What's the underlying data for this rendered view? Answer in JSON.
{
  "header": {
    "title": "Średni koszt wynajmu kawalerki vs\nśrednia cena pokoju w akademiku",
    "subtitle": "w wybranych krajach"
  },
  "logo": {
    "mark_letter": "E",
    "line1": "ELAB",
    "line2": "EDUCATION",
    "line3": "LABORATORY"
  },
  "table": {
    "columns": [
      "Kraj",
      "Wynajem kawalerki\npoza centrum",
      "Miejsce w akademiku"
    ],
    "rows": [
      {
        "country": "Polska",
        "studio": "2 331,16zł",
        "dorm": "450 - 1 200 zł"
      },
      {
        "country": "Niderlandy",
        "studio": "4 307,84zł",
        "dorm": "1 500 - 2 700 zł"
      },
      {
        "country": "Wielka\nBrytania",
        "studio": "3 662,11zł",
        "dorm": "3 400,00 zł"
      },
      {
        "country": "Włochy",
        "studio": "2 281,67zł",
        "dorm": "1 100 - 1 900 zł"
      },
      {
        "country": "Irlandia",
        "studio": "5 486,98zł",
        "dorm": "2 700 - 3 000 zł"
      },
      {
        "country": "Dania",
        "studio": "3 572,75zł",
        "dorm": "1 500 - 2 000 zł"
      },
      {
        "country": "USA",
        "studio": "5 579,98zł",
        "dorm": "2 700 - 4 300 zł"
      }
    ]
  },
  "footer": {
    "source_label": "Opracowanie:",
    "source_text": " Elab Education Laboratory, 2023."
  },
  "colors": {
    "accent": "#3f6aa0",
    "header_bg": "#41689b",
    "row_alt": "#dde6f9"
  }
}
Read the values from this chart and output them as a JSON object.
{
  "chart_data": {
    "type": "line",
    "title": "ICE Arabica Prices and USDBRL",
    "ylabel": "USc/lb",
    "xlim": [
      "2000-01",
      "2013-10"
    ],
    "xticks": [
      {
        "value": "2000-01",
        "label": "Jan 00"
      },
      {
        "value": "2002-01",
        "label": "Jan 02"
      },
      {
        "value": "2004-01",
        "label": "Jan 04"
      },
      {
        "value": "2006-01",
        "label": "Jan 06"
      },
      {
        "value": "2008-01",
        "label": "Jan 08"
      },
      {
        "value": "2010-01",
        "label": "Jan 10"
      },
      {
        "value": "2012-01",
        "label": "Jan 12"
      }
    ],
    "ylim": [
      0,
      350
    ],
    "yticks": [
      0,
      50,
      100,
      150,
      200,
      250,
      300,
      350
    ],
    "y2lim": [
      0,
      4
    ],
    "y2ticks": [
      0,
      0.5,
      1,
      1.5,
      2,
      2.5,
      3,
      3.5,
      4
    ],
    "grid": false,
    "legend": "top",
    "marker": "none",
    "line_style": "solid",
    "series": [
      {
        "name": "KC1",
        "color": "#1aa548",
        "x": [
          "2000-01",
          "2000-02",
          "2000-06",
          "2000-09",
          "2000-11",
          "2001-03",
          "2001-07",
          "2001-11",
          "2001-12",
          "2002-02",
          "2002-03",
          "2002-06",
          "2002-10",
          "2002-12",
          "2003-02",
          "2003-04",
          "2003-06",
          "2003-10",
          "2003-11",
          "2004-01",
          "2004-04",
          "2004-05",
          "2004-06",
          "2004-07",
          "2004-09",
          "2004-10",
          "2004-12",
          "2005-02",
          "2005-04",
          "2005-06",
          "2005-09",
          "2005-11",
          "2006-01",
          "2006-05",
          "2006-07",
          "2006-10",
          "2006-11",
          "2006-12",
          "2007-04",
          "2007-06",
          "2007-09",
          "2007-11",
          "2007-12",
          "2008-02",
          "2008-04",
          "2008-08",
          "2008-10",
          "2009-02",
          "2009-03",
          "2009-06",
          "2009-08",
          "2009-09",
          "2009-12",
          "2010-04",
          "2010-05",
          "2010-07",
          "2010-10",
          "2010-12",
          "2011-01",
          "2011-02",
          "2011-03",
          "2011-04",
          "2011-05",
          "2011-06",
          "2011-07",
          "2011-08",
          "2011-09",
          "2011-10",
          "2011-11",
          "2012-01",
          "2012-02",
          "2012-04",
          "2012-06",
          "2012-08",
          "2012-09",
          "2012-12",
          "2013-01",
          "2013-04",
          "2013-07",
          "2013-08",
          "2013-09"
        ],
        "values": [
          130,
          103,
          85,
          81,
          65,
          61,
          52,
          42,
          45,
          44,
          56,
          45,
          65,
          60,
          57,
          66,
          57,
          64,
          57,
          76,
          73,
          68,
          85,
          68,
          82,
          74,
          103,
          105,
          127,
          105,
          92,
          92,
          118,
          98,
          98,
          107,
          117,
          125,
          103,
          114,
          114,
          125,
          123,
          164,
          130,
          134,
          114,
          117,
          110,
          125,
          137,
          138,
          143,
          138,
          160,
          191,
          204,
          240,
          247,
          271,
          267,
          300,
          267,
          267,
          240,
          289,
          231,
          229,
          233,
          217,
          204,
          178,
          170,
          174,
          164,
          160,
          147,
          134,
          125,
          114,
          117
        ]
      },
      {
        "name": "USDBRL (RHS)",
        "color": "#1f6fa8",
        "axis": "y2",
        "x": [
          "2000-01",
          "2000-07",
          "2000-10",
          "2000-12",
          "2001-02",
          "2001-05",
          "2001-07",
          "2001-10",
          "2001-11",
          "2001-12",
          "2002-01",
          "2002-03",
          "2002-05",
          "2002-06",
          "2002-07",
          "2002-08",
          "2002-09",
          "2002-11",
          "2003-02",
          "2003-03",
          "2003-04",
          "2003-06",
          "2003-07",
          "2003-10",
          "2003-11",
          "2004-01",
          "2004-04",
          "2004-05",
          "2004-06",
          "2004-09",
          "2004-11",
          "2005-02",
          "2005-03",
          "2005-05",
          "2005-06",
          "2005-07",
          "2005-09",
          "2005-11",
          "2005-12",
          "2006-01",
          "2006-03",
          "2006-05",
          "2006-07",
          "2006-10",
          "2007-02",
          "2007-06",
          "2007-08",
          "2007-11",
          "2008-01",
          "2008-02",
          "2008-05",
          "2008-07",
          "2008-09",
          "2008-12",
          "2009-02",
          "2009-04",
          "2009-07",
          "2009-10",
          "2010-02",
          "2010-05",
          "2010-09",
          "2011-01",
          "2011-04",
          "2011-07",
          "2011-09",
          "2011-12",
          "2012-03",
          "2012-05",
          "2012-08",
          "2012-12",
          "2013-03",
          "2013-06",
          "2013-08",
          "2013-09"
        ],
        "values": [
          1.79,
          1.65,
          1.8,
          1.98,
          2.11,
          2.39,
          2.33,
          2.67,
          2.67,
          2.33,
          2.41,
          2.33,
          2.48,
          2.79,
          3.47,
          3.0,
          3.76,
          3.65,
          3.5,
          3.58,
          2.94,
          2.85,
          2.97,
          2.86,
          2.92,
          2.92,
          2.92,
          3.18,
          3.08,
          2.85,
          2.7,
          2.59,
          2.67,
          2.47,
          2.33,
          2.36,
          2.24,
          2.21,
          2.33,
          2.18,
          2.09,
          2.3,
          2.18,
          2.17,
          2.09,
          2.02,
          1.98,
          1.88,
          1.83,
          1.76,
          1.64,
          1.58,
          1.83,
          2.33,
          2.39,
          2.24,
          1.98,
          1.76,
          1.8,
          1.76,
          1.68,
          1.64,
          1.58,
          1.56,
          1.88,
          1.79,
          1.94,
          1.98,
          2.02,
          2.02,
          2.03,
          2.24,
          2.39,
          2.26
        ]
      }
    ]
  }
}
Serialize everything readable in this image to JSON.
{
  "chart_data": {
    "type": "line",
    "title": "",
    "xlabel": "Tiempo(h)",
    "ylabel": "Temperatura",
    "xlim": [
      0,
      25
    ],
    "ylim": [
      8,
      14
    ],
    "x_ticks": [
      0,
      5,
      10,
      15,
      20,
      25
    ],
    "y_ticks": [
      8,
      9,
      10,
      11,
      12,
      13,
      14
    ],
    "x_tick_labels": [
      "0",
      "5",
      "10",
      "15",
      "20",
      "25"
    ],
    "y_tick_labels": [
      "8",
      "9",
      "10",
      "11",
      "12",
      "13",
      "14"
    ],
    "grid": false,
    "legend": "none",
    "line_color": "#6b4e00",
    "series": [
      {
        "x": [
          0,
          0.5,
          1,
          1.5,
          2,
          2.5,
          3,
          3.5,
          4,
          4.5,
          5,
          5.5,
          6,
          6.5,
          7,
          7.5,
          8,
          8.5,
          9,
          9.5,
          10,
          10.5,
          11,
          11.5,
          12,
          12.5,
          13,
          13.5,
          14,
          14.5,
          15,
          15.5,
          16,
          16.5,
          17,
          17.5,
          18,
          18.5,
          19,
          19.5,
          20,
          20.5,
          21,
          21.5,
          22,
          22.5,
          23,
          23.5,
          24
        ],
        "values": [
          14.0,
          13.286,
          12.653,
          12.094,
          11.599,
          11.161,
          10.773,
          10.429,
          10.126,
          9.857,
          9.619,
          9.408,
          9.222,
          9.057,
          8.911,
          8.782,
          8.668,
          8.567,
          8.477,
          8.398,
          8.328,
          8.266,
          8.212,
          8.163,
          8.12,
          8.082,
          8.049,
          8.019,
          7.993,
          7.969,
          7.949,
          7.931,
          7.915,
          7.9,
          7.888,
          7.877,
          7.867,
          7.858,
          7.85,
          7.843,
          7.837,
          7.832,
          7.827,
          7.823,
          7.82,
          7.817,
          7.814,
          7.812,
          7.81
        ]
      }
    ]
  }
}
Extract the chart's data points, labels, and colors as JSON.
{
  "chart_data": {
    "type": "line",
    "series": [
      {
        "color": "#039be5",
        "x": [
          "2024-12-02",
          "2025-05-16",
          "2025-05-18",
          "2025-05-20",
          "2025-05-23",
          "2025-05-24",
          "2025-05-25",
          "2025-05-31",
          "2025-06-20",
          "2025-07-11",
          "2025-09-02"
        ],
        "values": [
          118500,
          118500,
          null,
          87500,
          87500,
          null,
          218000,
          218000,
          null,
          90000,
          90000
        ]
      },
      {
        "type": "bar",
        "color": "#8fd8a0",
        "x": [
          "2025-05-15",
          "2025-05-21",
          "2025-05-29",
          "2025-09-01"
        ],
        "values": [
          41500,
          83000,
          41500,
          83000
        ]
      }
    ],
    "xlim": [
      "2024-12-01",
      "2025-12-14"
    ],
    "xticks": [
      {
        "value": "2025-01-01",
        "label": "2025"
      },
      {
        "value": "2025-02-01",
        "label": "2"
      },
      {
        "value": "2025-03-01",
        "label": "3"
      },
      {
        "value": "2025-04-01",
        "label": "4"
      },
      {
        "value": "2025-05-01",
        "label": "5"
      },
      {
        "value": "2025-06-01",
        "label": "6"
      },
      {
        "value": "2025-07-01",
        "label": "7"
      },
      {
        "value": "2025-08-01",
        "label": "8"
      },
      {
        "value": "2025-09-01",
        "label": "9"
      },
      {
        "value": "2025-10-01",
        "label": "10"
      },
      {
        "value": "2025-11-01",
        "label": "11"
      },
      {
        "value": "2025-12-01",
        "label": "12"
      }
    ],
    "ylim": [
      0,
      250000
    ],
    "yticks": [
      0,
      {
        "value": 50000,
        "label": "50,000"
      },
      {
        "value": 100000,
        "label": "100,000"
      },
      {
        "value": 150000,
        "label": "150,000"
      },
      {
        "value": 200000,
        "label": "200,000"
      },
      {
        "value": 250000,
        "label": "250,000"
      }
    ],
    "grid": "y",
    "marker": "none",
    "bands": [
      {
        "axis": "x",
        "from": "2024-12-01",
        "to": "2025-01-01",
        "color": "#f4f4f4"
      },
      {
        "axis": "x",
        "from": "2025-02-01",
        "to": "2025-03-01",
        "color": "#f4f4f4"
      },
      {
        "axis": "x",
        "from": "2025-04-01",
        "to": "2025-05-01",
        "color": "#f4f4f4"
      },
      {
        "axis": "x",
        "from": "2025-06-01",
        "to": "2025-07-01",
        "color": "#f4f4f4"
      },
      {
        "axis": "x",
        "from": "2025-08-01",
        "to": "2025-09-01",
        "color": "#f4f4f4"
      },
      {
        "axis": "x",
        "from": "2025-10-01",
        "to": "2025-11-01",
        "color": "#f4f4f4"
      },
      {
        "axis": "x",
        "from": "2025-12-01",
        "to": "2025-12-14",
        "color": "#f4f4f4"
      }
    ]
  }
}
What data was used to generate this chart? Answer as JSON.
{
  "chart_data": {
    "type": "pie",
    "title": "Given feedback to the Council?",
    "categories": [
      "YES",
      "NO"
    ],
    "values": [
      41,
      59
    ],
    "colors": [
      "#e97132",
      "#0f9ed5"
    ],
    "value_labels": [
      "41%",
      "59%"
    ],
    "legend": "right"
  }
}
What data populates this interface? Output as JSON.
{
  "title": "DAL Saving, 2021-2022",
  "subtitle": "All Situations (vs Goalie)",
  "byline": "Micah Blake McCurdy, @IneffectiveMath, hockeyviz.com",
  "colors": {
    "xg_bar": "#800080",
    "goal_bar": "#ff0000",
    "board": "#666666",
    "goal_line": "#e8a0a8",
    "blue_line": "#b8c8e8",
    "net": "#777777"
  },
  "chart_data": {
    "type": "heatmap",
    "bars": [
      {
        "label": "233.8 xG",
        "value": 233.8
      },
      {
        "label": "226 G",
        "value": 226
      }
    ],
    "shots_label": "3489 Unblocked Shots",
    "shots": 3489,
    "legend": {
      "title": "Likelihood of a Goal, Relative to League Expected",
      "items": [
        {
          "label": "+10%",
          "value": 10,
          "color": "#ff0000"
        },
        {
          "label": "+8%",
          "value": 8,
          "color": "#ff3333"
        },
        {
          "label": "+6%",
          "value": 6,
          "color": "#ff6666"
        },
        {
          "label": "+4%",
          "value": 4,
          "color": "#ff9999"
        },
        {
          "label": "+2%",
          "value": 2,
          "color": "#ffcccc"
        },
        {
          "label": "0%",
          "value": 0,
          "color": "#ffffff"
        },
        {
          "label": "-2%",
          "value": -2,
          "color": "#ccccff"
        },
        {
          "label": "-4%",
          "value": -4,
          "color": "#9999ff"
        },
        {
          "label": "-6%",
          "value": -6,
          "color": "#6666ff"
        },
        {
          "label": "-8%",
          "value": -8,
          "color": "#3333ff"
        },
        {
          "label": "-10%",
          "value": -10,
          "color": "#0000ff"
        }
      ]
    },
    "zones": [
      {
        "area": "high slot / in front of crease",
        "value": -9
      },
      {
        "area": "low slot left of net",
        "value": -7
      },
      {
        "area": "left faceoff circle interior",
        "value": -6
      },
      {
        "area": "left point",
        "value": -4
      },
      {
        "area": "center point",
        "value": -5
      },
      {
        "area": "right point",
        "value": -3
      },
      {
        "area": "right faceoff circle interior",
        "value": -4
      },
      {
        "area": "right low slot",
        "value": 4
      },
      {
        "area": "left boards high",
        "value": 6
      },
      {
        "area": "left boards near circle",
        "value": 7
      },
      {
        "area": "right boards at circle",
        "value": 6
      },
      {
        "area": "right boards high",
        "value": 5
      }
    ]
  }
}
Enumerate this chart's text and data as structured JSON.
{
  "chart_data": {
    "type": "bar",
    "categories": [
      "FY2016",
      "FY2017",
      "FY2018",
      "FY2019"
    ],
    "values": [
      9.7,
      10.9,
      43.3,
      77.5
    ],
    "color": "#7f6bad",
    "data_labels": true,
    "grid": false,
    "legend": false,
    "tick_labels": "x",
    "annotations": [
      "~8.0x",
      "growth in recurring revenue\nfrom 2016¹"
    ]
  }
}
________________________
■ **TO BE DONE**: Collect each line of the entries that has the word "colors", copying it in full.

■ **RESPONSE FOR THIS EXERCISE**:
  "colors": {
Extract the chart's data points, labels, and colors as JSON.
    "colors": [
  "colors": {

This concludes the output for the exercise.